───── DATA LINES
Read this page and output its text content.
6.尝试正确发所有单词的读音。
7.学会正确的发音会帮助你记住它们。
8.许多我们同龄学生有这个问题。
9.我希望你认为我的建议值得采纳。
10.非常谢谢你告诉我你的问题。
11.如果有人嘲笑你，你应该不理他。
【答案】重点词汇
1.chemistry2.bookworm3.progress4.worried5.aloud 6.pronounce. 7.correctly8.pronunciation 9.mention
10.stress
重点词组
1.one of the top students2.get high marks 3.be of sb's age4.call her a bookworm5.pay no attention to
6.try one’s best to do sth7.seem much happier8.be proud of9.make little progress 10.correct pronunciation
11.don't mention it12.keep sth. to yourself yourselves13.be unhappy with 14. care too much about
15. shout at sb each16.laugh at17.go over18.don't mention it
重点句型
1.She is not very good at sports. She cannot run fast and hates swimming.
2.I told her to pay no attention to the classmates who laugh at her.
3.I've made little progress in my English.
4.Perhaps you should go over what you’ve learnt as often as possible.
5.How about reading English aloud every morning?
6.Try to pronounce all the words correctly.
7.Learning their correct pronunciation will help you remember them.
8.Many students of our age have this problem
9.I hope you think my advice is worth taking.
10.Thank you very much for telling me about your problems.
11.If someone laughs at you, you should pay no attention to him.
──────────
PROBLEM REQUIREMENTS: Your task is to pick out every line with the string "English" and copy it.

SOLUTION FOR THIS PROBLEM:
3.I've made little progress in my English.
5.How about reading English aloud every morning?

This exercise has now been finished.